Material for this exercise:
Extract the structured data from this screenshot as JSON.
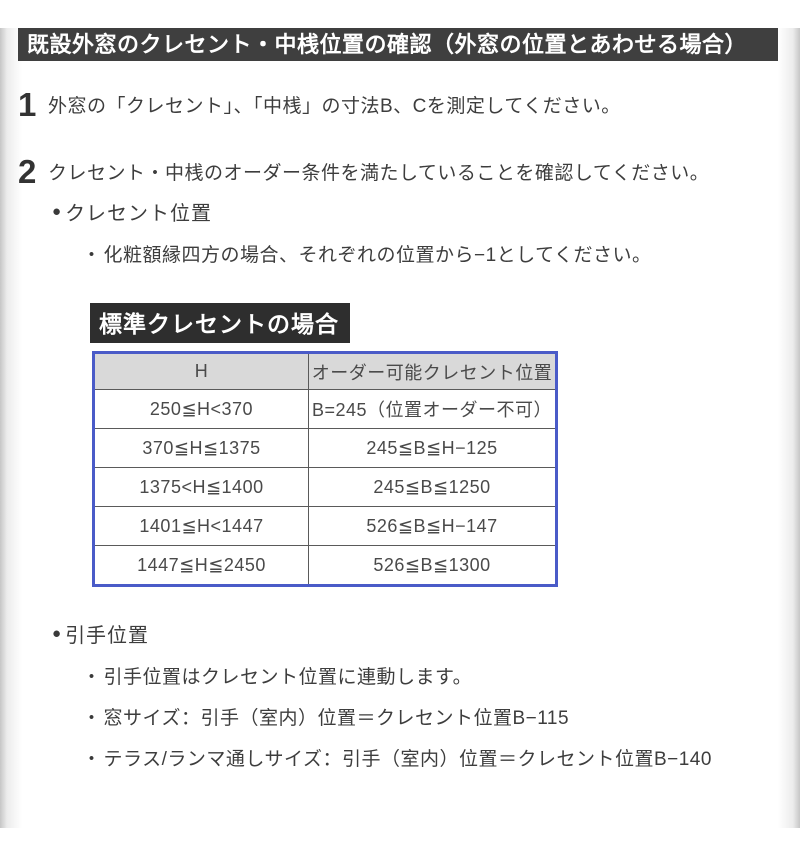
{
  "page": {
    "title": "既設外窓のクレセント・中桟位置の確認（外窓の位置とあわせる場合）"
  },
  "icons": {
    "bullet": "●",
    "dot": "・"
  },
  "colors": {
    "title_bar_bg": "#3f3f3f",
    "label_bg": "#2e2e2e",
    "table_border_blue": "#4a5bc8",
    "table_header_bg": "#d9d9d9",
    "text": "#3d3d3d"
  },
  "steps": [
    {
      "number": "1",
      "text": "外窓の「クレセント」、「中桟」の寸法B、Cを測定してください。"
    },
    {
      "number": "2",
      "text": "クレセント・中桟のオーダー条件を満たしていることを確認してください。"
    }
  ],
  "crescent_section": {
    "heading": "クレセント位置",
    "note": "化粧額縁四方の場合、それぞれの位置から−1としてください。",
    "table_label": "標準クレセントの場合",
    "table": {
      "columns": [
        "H",
        "オーダー可能クレセント位置"
      ],
      "rows": [
        [
          "250≦H<370",
          "B=245（位置オーダー不可）"
        ],
        [
          "370≦H≦1375",
          "245≦B≦H−125"
        ],
        [
          "1375<H≦1400",
          "245≦B≦1250"
        ],
        [
          "1401≦H<1447",
          "526≦B≦H−147"
        ],
        [
          "1447≦H≦2450",
          "526≦B≦1300"
        ]
      ]
    }
  },
  "handle_section": {
    "heading": "引手位置",
    "notes": [
      "引手位置はクレセント位置に連動します。",
      "窓サイズ：引手（室内）位置＝クレセント位置B−115",
      "テラス/ランマ通しサイズ：引手（室内）位置＝クレセント位置B−140"
    ]
  }
}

Exercise brief: Output the full set of records above without changing a word, and drop the images.

Reply to the exercise:
Extract the structured data from this screenshot as JSON.
{
  "page": {
    "title": "既設外窓のクレセント・中桟位置の確認（外窓の位置とあわせる場合）"
  },
  "icons": {
    "bullet": "●",
    "dot": "・"
  },
  "colors": {
    "title_bar_bg": "#3f3f3f",
    "label_bg": "#2e2e2e",
    "table_border_blue": "#4a5bc8",
    "table_header_bg": "#d9d9d9",
    "text": "#3d3d3d"
  },
  "steps": [
    {
      "number": "1",
      "text": "外窓の「クレセント」、「中桟」の寸法B、Cを測定してください。"
    },
    {
      "number": "2",
      "text": "クレセント・中桟のオーダー条件を満たしていることを確認してください。"
    }
  ],
  "crescent_section": {
    "heading": "クレセント位置",
    "note": "化粧額縁四方の場合、それぞれの位置から−1としてください。",
    "table_label": "標準クレセントの場合",
    "table": {
      "columns": [
        "H",
        "オーダー可能クレセント位置"
      ],
      "rows": [
        [
          "250≦H<370",
          "B=245（位置オーダー不可）"
        ],
        [
          "370≦H≦1375",
          "245≦B≦H−125"
        ],
        [
          "1375<H≦1400",
          "245≦B≦1250"
        ],
        [
          "1401≦H<1447",
          "526≦B≦H−147"
        ],
        [
          "1447≦H≦2450",
          "526≦B≦1300"
        ]
      ]
    }
  },
  "handle_section": {
    "heading": "引手位置",
    "notes": [
      "引手位置はクレセント位置に連動します。",
      "窓サイズ：引手（室内）位置＝クレセント位置B−115",
      "テラス/ランマ通しサイズ：引手（室内）位置＝クレセント位置B−140"
    ]
  }
}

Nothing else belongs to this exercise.